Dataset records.
******

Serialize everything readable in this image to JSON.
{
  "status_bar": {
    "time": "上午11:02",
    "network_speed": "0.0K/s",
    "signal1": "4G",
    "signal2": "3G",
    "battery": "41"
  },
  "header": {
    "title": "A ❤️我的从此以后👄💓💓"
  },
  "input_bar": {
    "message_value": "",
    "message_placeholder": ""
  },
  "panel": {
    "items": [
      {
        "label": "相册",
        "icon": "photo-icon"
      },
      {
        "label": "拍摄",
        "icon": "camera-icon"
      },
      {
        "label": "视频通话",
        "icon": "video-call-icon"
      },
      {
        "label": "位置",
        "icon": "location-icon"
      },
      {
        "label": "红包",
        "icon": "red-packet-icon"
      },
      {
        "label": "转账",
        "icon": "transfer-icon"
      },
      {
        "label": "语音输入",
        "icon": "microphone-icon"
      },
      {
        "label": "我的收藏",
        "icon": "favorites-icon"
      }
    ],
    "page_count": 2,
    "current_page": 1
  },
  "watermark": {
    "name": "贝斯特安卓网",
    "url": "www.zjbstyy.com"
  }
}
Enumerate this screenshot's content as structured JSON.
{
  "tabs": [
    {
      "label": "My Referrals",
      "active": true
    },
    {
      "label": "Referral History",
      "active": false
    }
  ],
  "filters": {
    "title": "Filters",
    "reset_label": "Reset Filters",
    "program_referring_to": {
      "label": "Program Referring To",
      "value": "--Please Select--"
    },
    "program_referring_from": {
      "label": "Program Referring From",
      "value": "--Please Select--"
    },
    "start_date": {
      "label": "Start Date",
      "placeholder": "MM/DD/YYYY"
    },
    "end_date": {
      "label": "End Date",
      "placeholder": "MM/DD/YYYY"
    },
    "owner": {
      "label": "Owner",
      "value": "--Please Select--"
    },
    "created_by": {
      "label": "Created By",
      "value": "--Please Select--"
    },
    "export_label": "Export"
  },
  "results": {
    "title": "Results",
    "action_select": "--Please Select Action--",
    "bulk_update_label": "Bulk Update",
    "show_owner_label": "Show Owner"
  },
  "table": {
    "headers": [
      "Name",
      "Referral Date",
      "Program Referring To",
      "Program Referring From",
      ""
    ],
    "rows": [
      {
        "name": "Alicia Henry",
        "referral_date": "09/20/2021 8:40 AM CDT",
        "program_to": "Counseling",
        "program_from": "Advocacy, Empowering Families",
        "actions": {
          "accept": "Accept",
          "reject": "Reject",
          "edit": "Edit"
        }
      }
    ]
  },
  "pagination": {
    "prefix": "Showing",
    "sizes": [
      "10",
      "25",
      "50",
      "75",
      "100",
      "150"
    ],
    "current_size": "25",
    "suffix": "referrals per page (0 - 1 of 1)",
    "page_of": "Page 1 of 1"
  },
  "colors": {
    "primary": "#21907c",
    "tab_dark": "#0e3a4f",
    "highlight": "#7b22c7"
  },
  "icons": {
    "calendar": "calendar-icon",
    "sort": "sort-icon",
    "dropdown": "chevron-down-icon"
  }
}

******

Direction.
Give the entries again in full, exactly as they are written.

Task response.
Serialize everything readable in this image to JSON.
{
  "status_bar": {
    "time": "上午11:02",
    "network_speed": "0.0K/s",
    "signal1": "4G",
    "signal2": "3G",
    "battery": "41"
  },
  "header": {
    "title": "A ❤️我的从此以后👄💓💓"
  },
  "input_bar": {
    "message_value": "",
    "message_placeholder": ""
  },
  "panel": {
    "items": [
      {
        "label": "相册",
        "icon": "photo-icon"
      },
      {
        "label": "拍摄",
        "icon": "camera-icon"
      },
      {
        "label": "视频通话",
        "icon": "video-call-icon"
      },
      {
        "label": "位置",
        "icon": "location-icon"
      },
      {
        "label": "红包",
        "icon": "red-packet-icon"
      },
      {
        "label": "转账",
        "icon": "transfer-icon"
      },
      {
        "label": "语音输入",
        "icon": "microphone-icon"
      },
      {
        "label": "我的收藏",
        "icon": "favorites-icon"
      }
    ],
    "page_count": 2,
    "current_page": 1
  },
  "watermark": {
    "name": "贝斯特安卓网",
    "url": "www.zjbstyy.com"
  }
}
Enumerate this screenshot's content as structured JSON.
{
  "tabs": [
    {
      "label": "My Referrals",
      "active": true
    },
    {
      "label": "Referral History",
      "active": false
    }
  ],
  "filters": {
    "title": "Filters",
    "reset_label": "Reset Filters",
    "program_referring_to": {
      "label": "Program Referring To",
      "value": "--Please Select--"
    },
    "program_referring_from": {
      "label": "Program Referring From",
      "value": "--Please Select--"
    },
    "start_date": {
      "label": "Start Date",
      "placeholder": "MM/DD/YYYY"
    },
    "end_date": {
      "label": "End Date",
      "placeholder": "MM/DD/YYYY"
    },
    "owner": {
      "label": "Owner",
      "value": "--Please Select--"
    },
    "created_by": {
      "label": "Created By",
      "value": "--Please Select--"
    },
    "export_label": "Export"
  },
  "results": {
    "title": "Results",
    "action_select": "--Please Select Action--",
    "bulk_update_label": "Bulk Update",
    "show_owner_label": "Show Owner"
  },
  "table": {
    "headers": [
      "Name",
      "Referral Date",
      "Program Referring To",
      "Program Referring From",
      ""
    ],
    "rows": [
      {
        "name": "Alicia Henry",
        "referral_date": "09/20/2021 8:40 AM CDT",
        "program_to": "Counseling",
        "program_from": "Advocacy, Empowering Families",
        "actions": {
          "accept": "Accept",
          "reject": "Reject",
          "edit": "Edit"
        }
      }
    ]
  },
  "pagination": {
    "prefix": "Showing",
    "sizes": [
      "10",
      "25",
      "50",
      "75",
      "100",
      "150"
    ],
    "current_size": "25",
    "suffix": "referrals per page (0 - 1 of 1)",
    "page_of": "Page 1 of 1"
  },
  "colors": {
    "primary": "#21907c",
    "tab_dark": "#0e3a4f",
    "highlight": "#7b22c7"
  },
  "icons": {
    "calendar": "calendar-icon",
    "sort": "sort-icon",
    "dropdown": "chevron-down-icon"
  }
}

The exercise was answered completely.